PROBLEM REQUIREMENTS: For the copy, please give all of the data again exactly and leave the pictures out.

☆ ☆ ☆ ☆ ☆ ☆ ☆

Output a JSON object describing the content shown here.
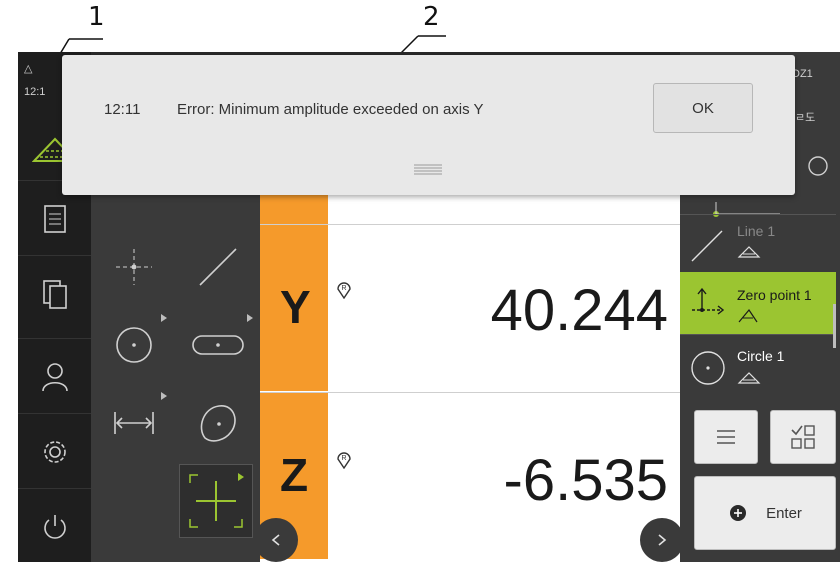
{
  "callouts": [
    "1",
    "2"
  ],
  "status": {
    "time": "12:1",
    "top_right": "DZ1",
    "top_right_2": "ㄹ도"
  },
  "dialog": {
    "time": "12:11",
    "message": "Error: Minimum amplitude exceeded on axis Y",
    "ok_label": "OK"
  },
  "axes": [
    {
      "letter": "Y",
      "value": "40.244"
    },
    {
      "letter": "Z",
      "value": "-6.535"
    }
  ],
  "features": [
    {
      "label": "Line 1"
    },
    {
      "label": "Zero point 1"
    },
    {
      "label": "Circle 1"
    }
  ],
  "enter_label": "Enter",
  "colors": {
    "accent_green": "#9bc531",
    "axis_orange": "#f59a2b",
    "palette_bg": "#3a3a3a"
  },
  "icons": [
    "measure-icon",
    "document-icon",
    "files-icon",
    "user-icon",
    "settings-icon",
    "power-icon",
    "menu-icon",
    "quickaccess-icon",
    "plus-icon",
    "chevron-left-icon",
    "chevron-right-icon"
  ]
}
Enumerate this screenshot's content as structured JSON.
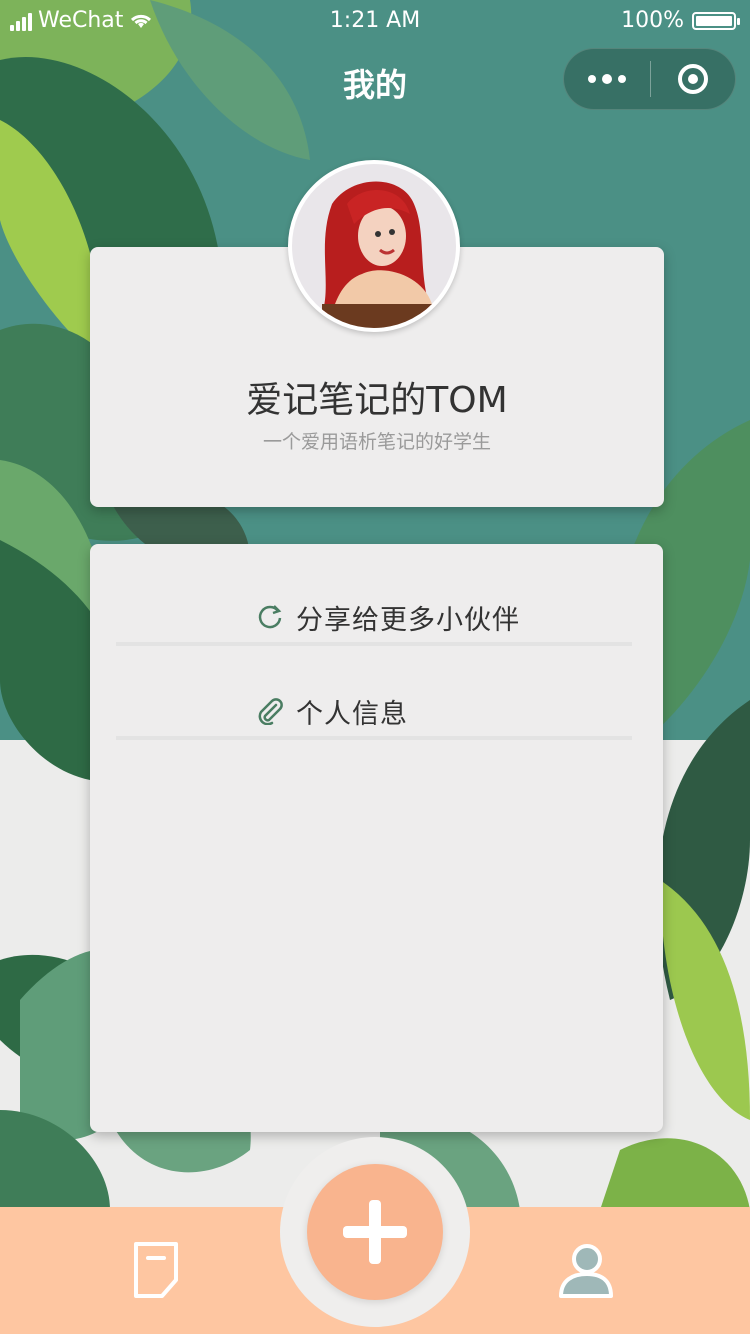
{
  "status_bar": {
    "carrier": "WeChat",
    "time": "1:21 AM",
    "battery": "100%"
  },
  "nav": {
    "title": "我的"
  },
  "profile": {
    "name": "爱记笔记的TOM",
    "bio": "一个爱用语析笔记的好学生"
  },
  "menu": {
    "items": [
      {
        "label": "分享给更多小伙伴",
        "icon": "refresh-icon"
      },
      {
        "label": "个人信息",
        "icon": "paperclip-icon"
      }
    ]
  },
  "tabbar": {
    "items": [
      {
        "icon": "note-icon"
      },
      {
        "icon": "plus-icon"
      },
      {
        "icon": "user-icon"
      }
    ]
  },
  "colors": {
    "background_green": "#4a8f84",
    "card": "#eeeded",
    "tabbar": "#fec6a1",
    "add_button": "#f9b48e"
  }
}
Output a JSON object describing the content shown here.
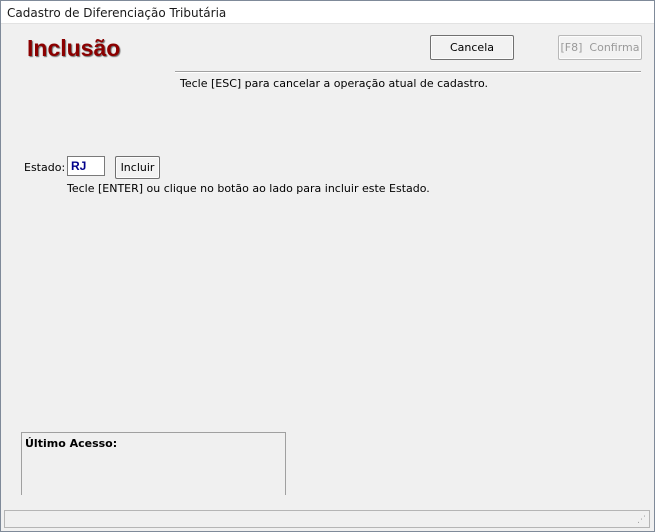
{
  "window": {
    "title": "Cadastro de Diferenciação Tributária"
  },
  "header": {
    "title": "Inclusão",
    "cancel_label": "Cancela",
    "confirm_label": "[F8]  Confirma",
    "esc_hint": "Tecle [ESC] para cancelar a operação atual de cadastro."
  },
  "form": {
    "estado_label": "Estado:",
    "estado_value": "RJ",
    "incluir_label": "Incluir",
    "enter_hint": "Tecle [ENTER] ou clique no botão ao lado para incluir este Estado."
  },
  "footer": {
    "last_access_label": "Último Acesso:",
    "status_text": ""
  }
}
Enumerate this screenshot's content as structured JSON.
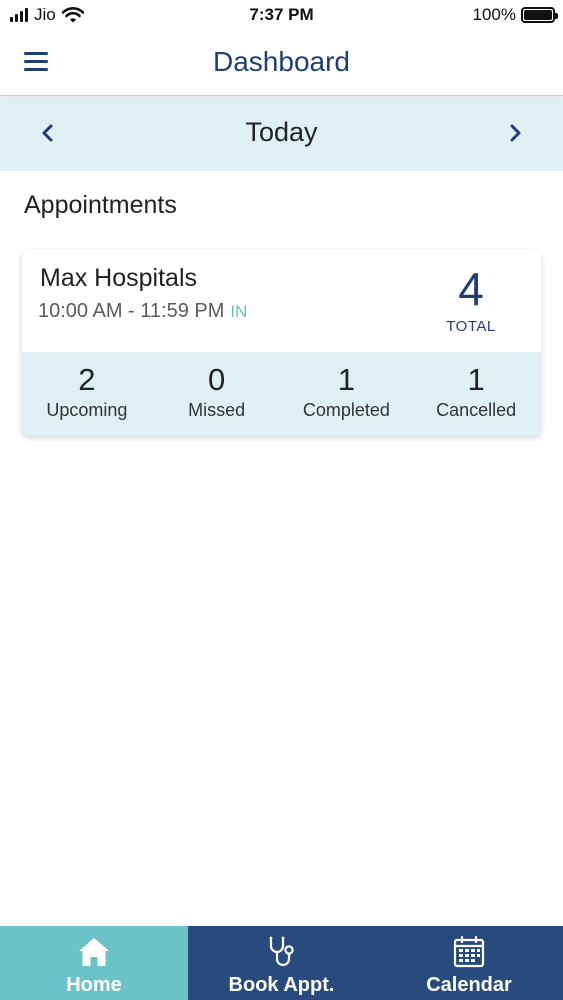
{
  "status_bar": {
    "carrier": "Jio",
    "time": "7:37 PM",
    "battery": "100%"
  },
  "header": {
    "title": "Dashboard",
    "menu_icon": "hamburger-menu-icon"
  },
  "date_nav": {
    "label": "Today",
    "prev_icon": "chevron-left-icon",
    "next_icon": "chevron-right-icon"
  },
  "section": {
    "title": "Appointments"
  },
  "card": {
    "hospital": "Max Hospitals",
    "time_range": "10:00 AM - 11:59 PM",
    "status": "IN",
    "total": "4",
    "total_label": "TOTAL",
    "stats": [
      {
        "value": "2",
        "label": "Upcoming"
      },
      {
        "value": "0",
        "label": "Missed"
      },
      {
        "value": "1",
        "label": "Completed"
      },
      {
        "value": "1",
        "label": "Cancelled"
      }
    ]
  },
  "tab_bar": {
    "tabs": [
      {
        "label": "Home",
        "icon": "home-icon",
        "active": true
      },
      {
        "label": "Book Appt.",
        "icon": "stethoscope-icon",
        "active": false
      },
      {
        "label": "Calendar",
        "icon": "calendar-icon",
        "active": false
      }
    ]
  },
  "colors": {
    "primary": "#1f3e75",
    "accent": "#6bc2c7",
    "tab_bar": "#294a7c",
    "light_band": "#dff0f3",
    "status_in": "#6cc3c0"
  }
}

☆ ☆ ☆ ☆ ☆ ☆ ☆

FINAL RESULT:
Output a JSON object describing the content shown here.
{
  "callouts": [
    "1",
    "2"
  ],
  "status": {
    "time": "12:1",
    "top_right": "DZ1",
    "top_right_2": "ㄹ도"
  },
  "dialog": {
    "time": "12:11",
    "message": "Error: Minimum amplitude exceeded on axis Y",
    "ok_label": "OK"
  },
  "axes": [
    {
      "letter": "Y",
      "value": "40.244"
    },
    {
      "letter": "Z",
      "value": "-6.535"
    }
  ],
  "features": [
    {
      "label": "Line 1"
    },
    {
      "label": "Zero point 1"
    },
    {
      "label": "Circle 1"
    }
  ],
  "enter_label": "Enter",
  "colors": {
    "accent_green": "#9bc531",
    "axis_orange": "#f59a2b",
    "palette_bg": "#3a3a3a"
  },
  "icons": [
    "measure-icon",
    "document-icon",
    "files-icon",
    "user-icon",
    "settings-icon",
    "power-icon",
    "menu-icon",
    "quickaccess-icon",
    "plus-icon",
    "chevron-left-icon",
    "chevron-right-icon"
  ]
}
Enumerate this screenshot's content as structured JSON.
{
  "status_bar": {
    "carrier": "WeChat",
    "time": "1:21 AM",
    "battery": "100%"
  },
  "nav": {
    "title": "我的"
  },
  "profile": {
    "name": "爱记笔记的TOM",
    "bio": "一个爱用语析笔记的好学生"
  },
  "menu": {
    "items": [
      {
        "label": "分享给更多小伙伴",
        "icon": "refresh-icon"
      },
      {
        "label": "个人信息",
        "icon": "paperclip-icon"
      }
    ]
  },
  "tabbar": {
    "items": [
      {
        "icon": "note-icon"
      },
      {
        "icon": "plus-icon"
      },
      {
        "icon": "user-icon"
      }
    ]
  },
  "colors": {
    "background_green": "#4a8f84",
    "card": "#eeeded",
    "tabbar": "#fec6a1",
    "add_button": "#f9b48e"
  }
}
Output a JSON object describing the content shown here.
{
  "window": {
    "title": "Cadastro de Diferenciação Tributária"
  },
  "header": {
    "title": "Inclusão",
    "cancel_label": "Cancela",
    "confirm_label": "[F8]  Confirma",
    "esc_hint": "Tecle [ESC] para cancelar a operação atual de cadastro."
  },
  "form": {
    "estado_label": "Estado:",
    "estado_value": "RJ",
    "incluir_label": "Incluir",
    "enter_hint": "Tecle [ENTER] ou clique no botão ao lado para incluir este Estado."
  },
  "footer": {
    "last_access_label": "Último Acesso:",
    "status_text": ""
  }
}
Enumerate this screenshot's content as structured JSON.
{
  "status_bar": {
    "carrier": "Jio",
    "time": "7:37 PM",
    "battery": "100%"
  },
  "header": {
    "title": "Dashboard",
    "menu_icon": "hamburger-menu-icon"
  },
  "date_nav": {
    "label": "Today",
    "prev_icon": "chevron-left-icon",
    "next_icon": "chevron-right-icon"
  },
  "section": {
    "title": "Appointments"
  },
  "card": {
    "hospital": "Max Hospitals",
    "time_range": "10:00 AM - 11:59 PM",
    "status": "IN",
    "total": "4",
    "total_label": "TOTAL",
    "stats": [
      {
        "value": "2",
        "label": "Upcoming"
      },
      {
        "value": "0",
        "label": "Missed"
      },
      {
        "value": "1",
        "label": "Completed"
      },
      {
        "value": "1",
        "label": "Cancelled"
      }
    ]
  },
  "tab_bar": {
    "tabs": [
      {
        "label": "Home",
        "icon": "home-icon",
        "active": true
      },
      {
        "label": "Book Appt.",
        "icon": "stethoscope-icon",
        "active": false
      },
      {
        "label": "Calendar",
        "icon": "calendar-icon",
        "active": false
      }
    ]
  },
  "colors": {
    "primary": "#1f3e75",
    "accent": "#6bc2c7",
    "tab_bar": "#294a7c",
    "light_band": "#dff0f3",
    "status_in": "#6cc3c0"
  }
}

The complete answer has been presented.